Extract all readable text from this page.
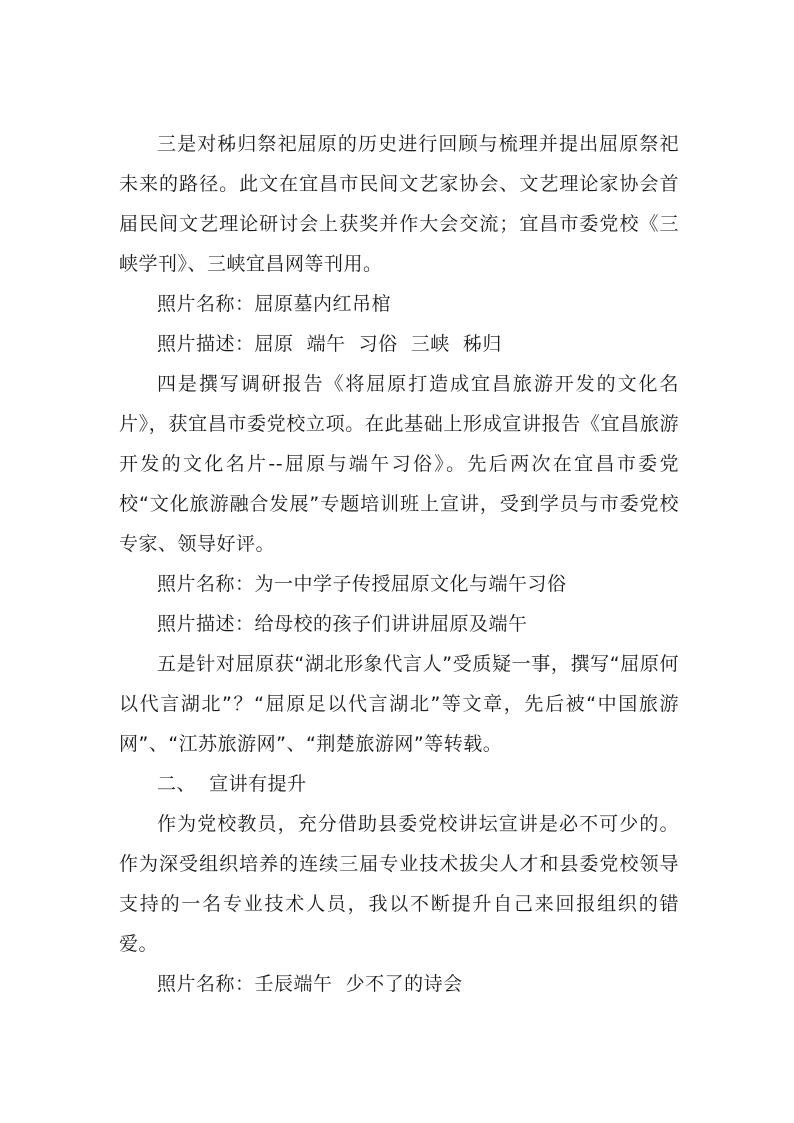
三是对秭归祭祀屈原的历史进行回顾与梳理并提出屈原祭祀未来的路径。此文在宜昌市民间文艺家协会、文艺理论家协会首届民间文艺理论研讨会上获奖并作大会交流；宜昌市委党校《三峡学刊》、三峡宜昌网等刊用。

照片名称：屈原墓内红吊棺

照片描述：屈原  端午  习俗  三峡  秭归

四是撰写调研报告《将屈原打造成宜昌旅游开发的文化名片》，获宜昌市委党校立项。在此基础上形成宣讲报告《宜昌旅游开发的文化名片--屈原与端午习俗》。先后两次在宜昌市委党校“文化旅游融合发展”专题培训班上宣讲，受到学员与市委党校专家、领导好评。

照片名称：为一中学子传授屈原文化与端午习俗

照片描述：给母校的孩子们讲讲屈原及端午

五是针对屈原获“湖北形象代言人”受质疑一事，撰写“屈原何以代言湖北”？“屈原足以代言湖北”等文章，先后被“中国旅游网”、“江苏旅游网”、“荆楚旅游网”等转载。

二、  宣讲有提升

作为党校教员，充分借助县委党校讲坛宣讲是必不可少的。作为深受组织培养的连续三届专业技术拔尖人才和县委党校领导支持的一名专业技术人员，我以不断提升自己来回报组织的错爱。

照片名称：壬辰端午  少不了的诗会
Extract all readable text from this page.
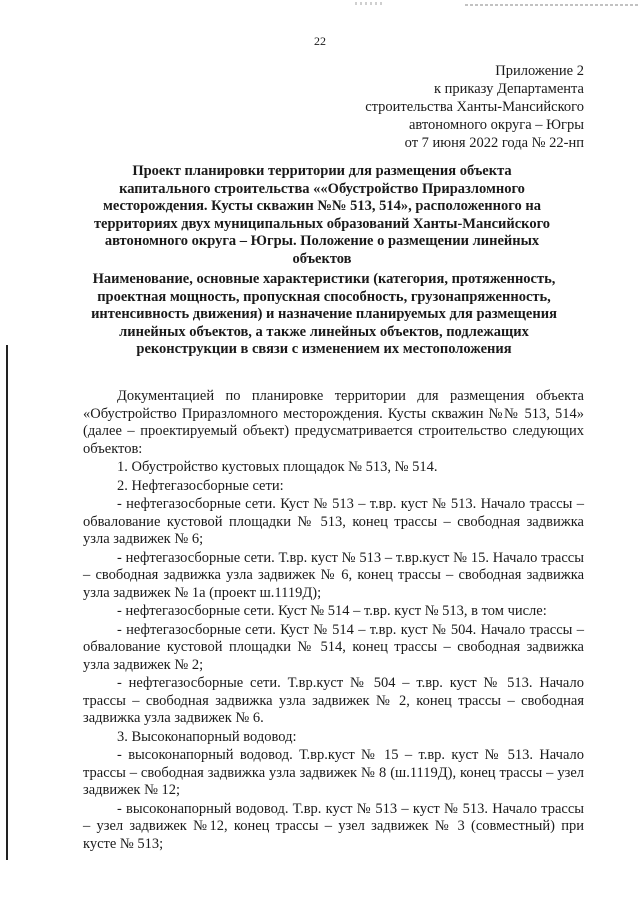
22
Приложение 2
к приказу Департамента
строительства Ханты-Мансийского
автономного округа – Югры
от 7 июня 2022 года № 22-нп
Проект планировки территории для размещения объекта капитального строительства ««Обустройство Приразломного месторождения. Кусты скважин №№ 513, 514», расположенного на территориях двух муниципальных образований Ханты-Мансийского автономного округа – Югры. Положение о размещении линейных объектов
Наименование, основные характеристики (категория, протяженность, проектная мощность, пропускная способность, грузонапряженность, интенсивность движения) и назначение планируемых для размещения линейных объектов, а также линейных объектов, подлежащих реконструкции в связи с изменением их местоположения

Документацией по планировке территории для размещения объекта «Обустройство Приразломного месторождения. Кусты скважин №№ 513, 514» (далее – проектируемый объект) предусматривается строительство следующих объектов:

1. Обустройство кустовых площадок № 513, № 514.

2. Нефтегазосборные сети:

- нефтегазосборные сети. Куст № 513 – т.вр. куст № 513. Начало трассы – обвалование кустовой площадки № 513, конец трассы – свободная задвижка узла задвижек № 6;

- нефтегазосборные сети. Т.вр. куст № 513 – т.вр.куст № 15. Начало трассы – свободная задвижка узла задвижек № 6, конец трассы – свободная задвижка узла задвижек № 1а (проект ш.1119Д);

- нефтегазосборные сети. Куст № 514 – т.вр. куст № 513, в том числе:

- нефтегазосборные сети. Куст № 514 – т.вр. куст № 504. Начало трассы – обвалование кустовой площадки № 514, конец трассы – свободная задвижка узла задвижек № 2;

- нефтегазосборные сети. Т.вр.куст № 504 – т.вр. куст № 513. Начало трассы – свободная задвижка узла задвижек № 2, конец трассы – свободная задвижка узла задвижек № 6.

3. Высоконапорный водовод:

- высоконапорный водовод. Т.вр.куст № 15 – т.вр. куст № 513. Начало трассы – свободная задвижка узла задвижек № 8 (ш.1119Д), конец трассы – узел задвижек № 12;

- высоконапорный водовод. Т.вр. куст № 513 – куст № 513. Начало трассы – узел задвижек №12, конец трассы – узел задвижек № 3 (совместный) при кусте № 513;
--- --- ---
* **Exercise**: Write out every line of the entries that holds the word "скважин".

* **Answer to the problem**:
Проект планировки территории для размещения объекта капитального строительства ««Обустройство Приразломного месторождения. Кусты скважин №№ 513, 514», расположенного на территориях двух муниципальных образований Ханты-Мансийского автономного округа – Югры. Положение о размещении линейных объектов
Документацией по планировке территории для размещения объекта «Обустройство Приразломного месторождения. Кусты скважин №№ 513, 514» (далее – проектируемый объект) предусматривается строительство следующих объектов:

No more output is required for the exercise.